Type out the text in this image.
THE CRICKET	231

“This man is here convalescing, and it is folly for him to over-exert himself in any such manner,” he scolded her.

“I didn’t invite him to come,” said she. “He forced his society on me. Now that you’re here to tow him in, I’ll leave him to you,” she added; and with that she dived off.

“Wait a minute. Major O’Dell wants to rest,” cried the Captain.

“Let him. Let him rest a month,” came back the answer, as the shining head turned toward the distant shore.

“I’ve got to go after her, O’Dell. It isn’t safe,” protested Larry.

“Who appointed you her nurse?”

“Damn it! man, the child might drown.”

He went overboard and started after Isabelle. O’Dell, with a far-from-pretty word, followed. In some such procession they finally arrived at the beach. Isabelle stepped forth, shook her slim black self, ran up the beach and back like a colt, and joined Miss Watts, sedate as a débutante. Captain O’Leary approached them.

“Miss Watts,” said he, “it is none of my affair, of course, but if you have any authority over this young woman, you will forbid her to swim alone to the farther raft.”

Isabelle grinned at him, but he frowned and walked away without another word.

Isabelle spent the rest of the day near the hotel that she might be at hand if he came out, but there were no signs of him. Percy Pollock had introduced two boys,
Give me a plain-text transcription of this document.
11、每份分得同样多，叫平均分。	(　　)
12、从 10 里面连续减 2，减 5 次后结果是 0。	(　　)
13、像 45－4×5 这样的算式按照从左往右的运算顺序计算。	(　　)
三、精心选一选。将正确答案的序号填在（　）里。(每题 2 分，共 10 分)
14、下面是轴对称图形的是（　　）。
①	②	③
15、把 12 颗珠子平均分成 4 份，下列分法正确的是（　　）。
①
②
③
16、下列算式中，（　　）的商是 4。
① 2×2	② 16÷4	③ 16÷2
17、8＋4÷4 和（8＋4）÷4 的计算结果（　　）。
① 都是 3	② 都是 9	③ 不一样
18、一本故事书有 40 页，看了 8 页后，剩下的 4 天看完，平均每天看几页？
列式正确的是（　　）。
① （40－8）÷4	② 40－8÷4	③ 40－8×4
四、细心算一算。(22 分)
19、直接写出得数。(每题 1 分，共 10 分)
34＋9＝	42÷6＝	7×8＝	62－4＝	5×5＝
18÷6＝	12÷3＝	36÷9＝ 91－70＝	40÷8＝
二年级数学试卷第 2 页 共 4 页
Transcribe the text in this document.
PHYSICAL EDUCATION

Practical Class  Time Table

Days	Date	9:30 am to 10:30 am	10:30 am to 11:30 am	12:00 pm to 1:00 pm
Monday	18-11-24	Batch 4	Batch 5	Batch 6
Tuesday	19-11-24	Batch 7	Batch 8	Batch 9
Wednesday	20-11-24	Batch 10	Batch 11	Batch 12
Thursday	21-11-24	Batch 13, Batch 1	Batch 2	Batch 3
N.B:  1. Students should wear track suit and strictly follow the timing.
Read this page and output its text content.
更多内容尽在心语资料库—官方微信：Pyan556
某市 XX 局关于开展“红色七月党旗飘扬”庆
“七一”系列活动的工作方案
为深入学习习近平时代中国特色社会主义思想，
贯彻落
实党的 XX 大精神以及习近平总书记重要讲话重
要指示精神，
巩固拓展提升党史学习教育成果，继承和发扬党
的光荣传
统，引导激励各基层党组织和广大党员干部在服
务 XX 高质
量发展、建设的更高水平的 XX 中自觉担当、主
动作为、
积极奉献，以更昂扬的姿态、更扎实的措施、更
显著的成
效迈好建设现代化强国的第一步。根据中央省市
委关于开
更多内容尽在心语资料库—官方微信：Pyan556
+---+
--- Job ---
Begin at the line containing "Transcribe the text in this document." and reproduce each line through the end of the records above.

--- Result for this exercise ---
Transcribe the text in this document.
PHYSICAL EDUCATION

Practical Class  Time Table

Days	Date	9:30 am to 10:30 am	10:30 am to 11:30 am	12:00 pm to 1:00 pm
Monday	18-11-24	Batch 4	Batch 5	Batch 6
Tuesday	19-11-24	Batch 7	Batch 8	Batch 9
Wednesday	20-11-24	Batch 10	Batch 11	Batch 12
Thursday	21-11-24	Batch 13, Batch 1	Batch 2	Batch 3
N.B:  1. Students should wear track suit and strictly follow the timing.
Read this page and output its text content.
更多内容尽在心语资料库—官方微信：Pyan556
某市 XX 局关于开展“红色七月党旗飘扬”庆
“七一”系列活动的工作方案
为深入学习习近平时代中国特色社会主义思想，
贯彻落
实党的 XX 大精神以及习近平总书记重要讲话重
要指示精神，
巩固拓展提升党史学习教育成果，继承和发扬党
的光荣传
统，引导激励各基层党组织和广大党员干部在服
务 XX 高质
量发展、建设的更高水平的 XX 中自觉担当、主
动作为、
积极奉献，以更昂扬的姿态、更扎实的措施、更
显著的成
效迈好建设现代化强国的第一步。根据中央省市
委关于开
更多内容尽在心语资料库—官方微信：Pyan556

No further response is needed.